Records contained in a dataset
[start]

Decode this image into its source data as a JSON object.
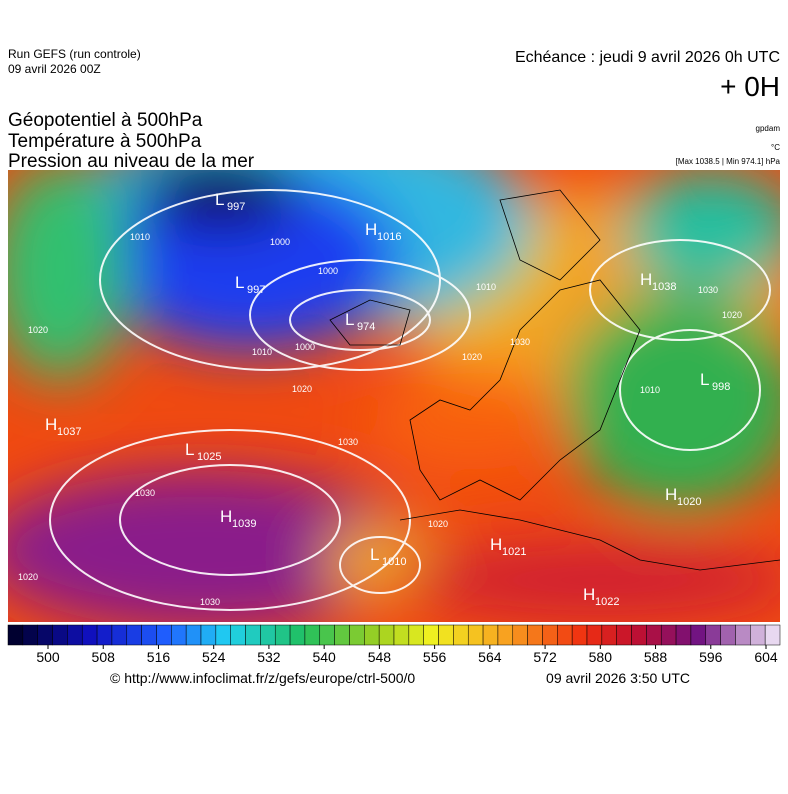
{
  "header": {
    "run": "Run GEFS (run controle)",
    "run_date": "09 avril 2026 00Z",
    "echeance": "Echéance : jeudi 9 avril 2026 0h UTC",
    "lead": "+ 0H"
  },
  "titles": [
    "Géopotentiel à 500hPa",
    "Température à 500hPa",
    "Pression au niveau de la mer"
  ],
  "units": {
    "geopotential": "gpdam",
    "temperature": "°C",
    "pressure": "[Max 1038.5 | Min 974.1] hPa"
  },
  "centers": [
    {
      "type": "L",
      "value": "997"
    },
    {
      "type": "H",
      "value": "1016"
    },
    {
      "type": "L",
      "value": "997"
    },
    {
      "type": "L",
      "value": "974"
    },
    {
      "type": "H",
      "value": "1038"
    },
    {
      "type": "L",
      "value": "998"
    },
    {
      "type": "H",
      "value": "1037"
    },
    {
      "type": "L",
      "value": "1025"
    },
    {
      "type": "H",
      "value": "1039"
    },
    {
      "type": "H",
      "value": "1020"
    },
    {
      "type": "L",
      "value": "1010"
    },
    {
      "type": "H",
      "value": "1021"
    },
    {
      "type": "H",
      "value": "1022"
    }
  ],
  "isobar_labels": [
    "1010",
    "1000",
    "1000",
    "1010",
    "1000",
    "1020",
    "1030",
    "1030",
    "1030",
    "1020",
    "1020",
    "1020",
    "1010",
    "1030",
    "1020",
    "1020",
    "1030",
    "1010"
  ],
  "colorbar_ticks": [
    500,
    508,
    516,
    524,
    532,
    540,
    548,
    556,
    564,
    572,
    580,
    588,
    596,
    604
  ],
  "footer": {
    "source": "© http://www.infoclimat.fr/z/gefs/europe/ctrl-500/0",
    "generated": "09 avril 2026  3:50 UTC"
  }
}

[end]
[start]

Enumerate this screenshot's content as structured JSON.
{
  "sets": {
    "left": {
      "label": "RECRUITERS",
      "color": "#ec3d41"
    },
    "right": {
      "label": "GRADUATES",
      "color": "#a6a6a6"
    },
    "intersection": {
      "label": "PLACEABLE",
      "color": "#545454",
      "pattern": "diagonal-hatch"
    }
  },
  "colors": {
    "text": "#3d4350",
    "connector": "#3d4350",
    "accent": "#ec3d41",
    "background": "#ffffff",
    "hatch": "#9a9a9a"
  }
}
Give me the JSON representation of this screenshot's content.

[end]

__Stated problem__. Exactly and only the lines from the line with "Enumerate this screenshot's" to the line with "Give me the", both included, are to be printed.

__Task response__.
Enumerate this screenshot's content as structured JSON.
{
  "sets": {
    "left": {
      "label": "RECRUITERS",
      "color": "#ec3d41"
    },
    "right": {
      "label": "GRADUATES",
      "color": "#a6a6a6"
    },
    "intersection": {
      "label": "PLACEABLE",
      "color": "#545454",
      "pattern": "diagonal-hatch"
    }
  },
  "colors": {
    "text": "#3d4350",
    "connector": "#3d4350",
    "accent": "#ec3d41",
    "background": "#ffffff",
    "hatch": "#9a9a9a"
  }
}
Give me the JSON representation of this screenshot's content.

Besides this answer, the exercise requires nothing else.